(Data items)

▬▬▬▬▬▬▬▬▬▬

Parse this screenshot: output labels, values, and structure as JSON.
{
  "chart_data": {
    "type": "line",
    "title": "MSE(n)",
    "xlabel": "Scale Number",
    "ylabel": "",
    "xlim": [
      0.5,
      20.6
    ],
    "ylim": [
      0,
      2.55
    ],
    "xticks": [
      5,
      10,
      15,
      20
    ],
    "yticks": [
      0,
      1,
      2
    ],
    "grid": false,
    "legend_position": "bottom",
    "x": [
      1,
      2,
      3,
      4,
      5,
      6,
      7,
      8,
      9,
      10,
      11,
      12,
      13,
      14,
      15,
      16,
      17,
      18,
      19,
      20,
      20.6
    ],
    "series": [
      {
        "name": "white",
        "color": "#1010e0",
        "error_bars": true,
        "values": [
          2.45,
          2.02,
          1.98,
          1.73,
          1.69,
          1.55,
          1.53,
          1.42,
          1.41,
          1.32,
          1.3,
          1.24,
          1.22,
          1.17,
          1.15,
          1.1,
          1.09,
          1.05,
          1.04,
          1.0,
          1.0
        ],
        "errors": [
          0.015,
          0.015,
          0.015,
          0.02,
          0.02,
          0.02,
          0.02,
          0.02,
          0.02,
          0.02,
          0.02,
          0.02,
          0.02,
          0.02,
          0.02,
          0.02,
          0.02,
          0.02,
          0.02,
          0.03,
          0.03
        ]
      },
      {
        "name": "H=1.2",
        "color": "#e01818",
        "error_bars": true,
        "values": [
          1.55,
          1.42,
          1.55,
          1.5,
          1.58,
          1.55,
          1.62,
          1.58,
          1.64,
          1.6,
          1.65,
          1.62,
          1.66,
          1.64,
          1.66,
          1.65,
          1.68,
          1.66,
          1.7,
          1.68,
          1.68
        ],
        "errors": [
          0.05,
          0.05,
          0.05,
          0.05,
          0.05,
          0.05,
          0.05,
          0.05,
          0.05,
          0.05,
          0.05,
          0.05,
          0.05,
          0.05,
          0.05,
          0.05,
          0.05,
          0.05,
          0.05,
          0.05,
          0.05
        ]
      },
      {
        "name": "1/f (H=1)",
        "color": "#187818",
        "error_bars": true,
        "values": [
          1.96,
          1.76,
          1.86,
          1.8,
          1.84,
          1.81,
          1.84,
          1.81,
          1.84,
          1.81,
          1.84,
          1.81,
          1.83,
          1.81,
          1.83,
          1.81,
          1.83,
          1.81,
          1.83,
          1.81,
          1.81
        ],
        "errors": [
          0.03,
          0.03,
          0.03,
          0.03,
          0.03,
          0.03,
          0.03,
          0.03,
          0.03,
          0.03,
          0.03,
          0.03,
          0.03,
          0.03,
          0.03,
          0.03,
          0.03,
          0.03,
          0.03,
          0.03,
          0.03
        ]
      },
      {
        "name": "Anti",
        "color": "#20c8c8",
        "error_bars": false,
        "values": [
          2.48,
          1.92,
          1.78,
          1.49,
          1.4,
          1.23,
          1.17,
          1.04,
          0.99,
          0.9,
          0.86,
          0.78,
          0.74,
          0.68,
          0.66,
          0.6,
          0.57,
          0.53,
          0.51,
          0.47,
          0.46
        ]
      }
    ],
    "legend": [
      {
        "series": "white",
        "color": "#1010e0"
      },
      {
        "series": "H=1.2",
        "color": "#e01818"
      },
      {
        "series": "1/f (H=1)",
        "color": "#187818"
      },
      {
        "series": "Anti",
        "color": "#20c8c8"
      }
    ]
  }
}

▬▬▬▬▬▬▬▬▬▬

== DIRECTIONS FOR THIS TASK ==
Print the listing above in full, exactly as it is.

== RESULT OF THIS TASK ==
Parse this screenshot: output labels, values, and structure as JSON.
{
  "chart_data": {
    "type": "line",
    "title": "MSE(n)",
    "xlabel": "Scale Number",
    "ylabel": "",
    "xlim": [
      0.5,
      20.6
    ],
    "ylim": [
      0,
      2.55
    ],
    "xticks": [
      5,
      10,
      15,
      20
    ],
    "yticks": [
      0,
      1,
      2
    ],
    "grid": false,
    "legend_position": "bottom",
    "x": [
      1,
      2,
      3,
      4,
      5,
      6,
      7,
      8,
      9,
      10,
      11,
      12,
      13,
      14,
      15,
      16,
      17,
      18,
      19,
      20,
      20.6
    ],
    "series": [
      {
        "name": "white",
        "color": "#1010e0",
        "error_bars": true,
        "values": [
          2.45,
          2.02,
          1.98,
          1.73,
          1.69,
          1.55,
          1.53,
          1.42,
          1.41,
          1.32,
          1.3,
          1.24,
          1.22,
          1.17,
          1.15,
          1.1,
          1.09,
          1.05,
          1.04,
          1.0,
          1.0
        ],
        "errors": [
          0.015,
          0.015,
          0.015,
          0.02,
          0.02,
          0.02,
          0.02,
          0.02,
          0.02,
          0.02,
          0.02,
          0.02,
          0.02,
          0.02,
          0.02,
          0.02,
          0.02,
          0.02,
          0.02,
          0.03,
          0.03
        ]
      },
      {
        "name": "H=1.2",
        "color": "#e01818",
        "error_bars": true,
        "values": [
          1.55,
          1.42,
          1.55,
          1.5,
          1.58,
          1.55,
          1.62,
          1.58,
          1.64,
          1.6,
          1.65,
          1.62,
          1.66,
          1.64,
          1.66,
          1.65,
          1.68,
          1.66,
          1.7,
          1.68,
          1.68
        ],
        "errors": [
          0.05,
          0.05,
          0.05,
          0.05,
          0.05,
          0.05,
          0.05,
          0.05,
          0.05,
          0.05,
          0.05,
          0.05,
          0.05,
          0.05,
          0.05,
          0.05,
          0.05,
          0.05,
          0.05,
          0.05,
          0.05
        ]
      },
      {
        "name": "1/f (H=1)",
        "color": "#187818",
        "error_bars": true,
        "values": [
          1.96,
          1.76,
          1.86,
          1.8,
          1.84,
          1.81,
          1.84,
          1.81,
          1.84,
          1.81,
          1.84,
          1.81,
          1.83,
          1.81,
          1.83,
          1.81,
          1.83,
          1.81,
          1.83,
          1.81,
          1.81
        ],
        "errors": [
          0.03,
          0.03,
          0.03,
          0.03,
          0.03,
          0.03,
          0.03,
          0.03,
          0.03,
          0.03,
          0.03,
          0.03,
          0.03,
          0.03,
          0.03,
          0.03,
          0.03,
          0.03,
          0.03,
          0.03,
          0.03
        ]
      },
      {
        "name": "Anti",
        "color": "#20c8c8",
        "error_bars": false,
        "values": [
          2.48,
          1.92,
          1.78,
          1.49,
          1.4,
          1.23,
          1.17,
          1.04,
          0.99,
          0.9,
          0.86,
          0.78,
          0.74,
          0.68,
          0.66,
          0.6,
          0.57,
          0.53,
          0.51,
          0.47,
          0.46
        ]
      }
    ],
    "legend": [
      {
        "series": "white",
        "color": "#1010e0"
      },
      {
        "series": "H=1.2",
        "color": "#e01818"
      },
      {
        "series": "1/f (H=1)",
        "color": "#187818"
      },
      {
        "series": "Anti",
        "color": "#20c8c8"
      }
    ]
  }
}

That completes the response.